* _ВАША ЗАДАЧА_:
Перепишите без изменений строки записей ниже: всё от строки с «zoom-box (643, 310, 712, 405)» до строки с «signal (152, 470, 749, 552)» включительно.

[Записи областей макета]
##############################

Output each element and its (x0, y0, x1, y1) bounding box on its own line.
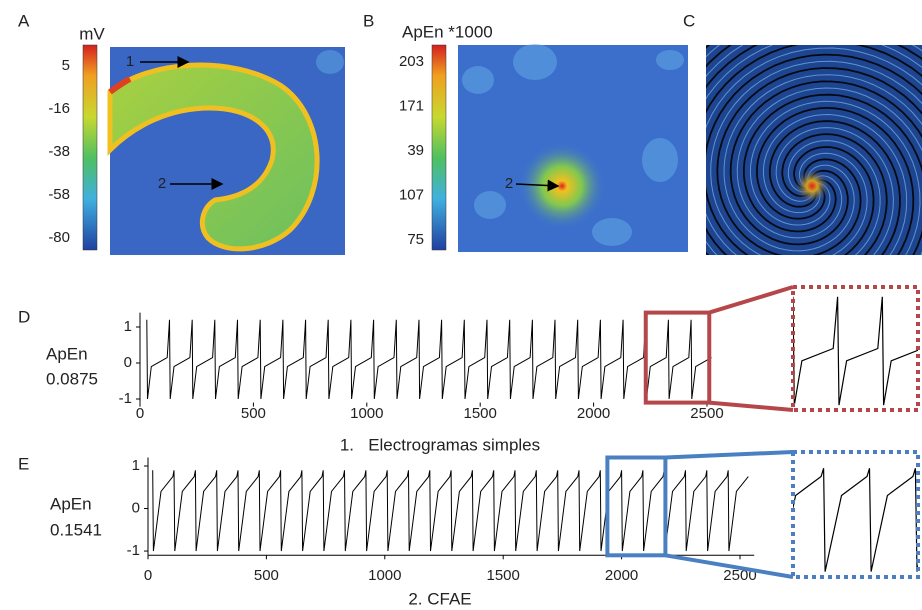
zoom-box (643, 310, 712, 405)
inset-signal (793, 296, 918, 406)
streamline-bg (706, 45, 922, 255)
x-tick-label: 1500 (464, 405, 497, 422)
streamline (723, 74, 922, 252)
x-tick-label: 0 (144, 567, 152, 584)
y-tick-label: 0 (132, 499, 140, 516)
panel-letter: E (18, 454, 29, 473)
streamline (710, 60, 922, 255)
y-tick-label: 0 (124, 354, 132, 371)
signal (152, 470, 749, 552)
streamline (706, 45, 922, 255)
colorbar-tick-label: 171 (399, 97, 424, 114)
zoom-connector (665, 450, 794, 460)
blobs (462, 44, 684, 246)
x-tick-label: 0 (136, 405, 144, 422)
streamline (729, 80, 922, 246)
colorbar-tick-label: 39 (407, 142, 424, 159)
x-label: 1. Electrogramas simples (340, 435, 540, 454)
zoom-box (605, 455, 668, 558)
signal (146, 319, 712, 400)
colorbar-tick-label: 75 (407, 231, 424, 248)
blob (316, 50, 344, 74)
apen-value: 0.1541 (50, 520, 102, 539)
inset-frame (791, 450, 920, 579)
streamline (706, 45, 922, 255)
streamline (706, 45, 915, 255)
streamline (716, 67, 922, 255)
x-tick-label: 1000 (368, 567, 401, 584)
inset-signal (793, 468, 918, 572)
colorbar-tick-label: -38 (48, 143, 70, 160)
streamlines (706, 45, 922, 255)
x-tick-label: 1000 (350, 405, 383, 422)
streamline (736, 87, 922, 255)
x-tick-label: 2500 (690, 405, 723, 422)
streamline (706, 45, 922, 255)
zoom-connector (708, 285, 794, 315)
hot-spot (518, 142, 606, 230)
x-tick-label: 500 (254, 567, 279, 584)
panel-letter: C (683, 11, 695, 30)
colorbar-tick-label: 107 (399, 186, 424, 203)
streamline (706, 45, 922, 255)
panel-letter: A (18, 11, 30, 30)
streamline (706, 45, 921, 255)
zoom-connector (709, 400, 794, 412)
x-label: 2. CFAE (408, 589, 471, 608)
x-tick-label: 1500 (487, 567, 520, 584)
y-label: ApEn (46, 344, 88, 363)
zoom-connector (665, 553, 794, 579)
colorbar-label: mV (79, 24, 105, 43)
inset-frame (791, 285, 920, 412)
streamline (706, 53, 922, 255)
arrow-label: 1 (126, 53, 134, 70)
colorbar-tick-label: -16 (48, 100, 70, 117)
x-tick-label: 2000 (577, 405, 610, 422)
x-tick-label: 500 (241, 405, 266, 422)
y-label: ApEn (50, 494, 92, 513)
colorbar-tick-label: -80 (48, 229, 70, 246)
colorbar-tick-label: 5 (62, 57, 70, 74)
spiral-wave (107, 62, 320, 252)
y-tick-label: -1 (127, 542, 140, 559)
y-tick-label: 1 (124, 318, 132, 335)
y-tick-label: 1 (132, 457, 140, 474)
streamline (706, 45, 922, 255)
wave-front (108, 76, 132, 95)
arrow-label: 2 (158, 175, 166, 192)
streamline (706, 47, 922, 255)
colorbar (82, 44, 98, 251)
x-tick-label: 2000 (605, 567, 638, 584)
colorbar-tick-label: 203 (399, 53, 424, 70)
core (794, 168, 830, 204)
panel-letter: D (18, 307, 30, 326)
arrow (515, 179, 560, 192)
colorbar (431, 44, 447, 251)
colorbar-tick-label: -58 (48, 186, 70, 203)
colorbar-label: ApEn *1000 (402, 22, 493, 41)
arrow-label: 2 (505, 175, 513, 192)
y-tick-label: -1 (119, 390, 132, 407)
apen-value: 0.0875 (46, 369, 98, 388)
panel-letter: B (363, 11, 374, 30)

##############################

* _ОТВЕТ НИЖЕ_:
zoom-box (643, 310, 712, 405)
inset-signal (793, 296, 918, 406)
streamline-bg (706, 45, 922, 255)
x-tick-label: 1500 (464, 405, 497, 422)
streamline (723, 74, 922, 252)
x-tick-label: 0 (144, 567, 152, 584)
y-tick-label: 0 (132, 499, 140, 516)
panel-letter: E (18, 454, 29, 473)
streamline (710, 60, 922, 255)
y-tick-label: 0 (124, 354, 132, 371)
signal (152, 470, 749, 552)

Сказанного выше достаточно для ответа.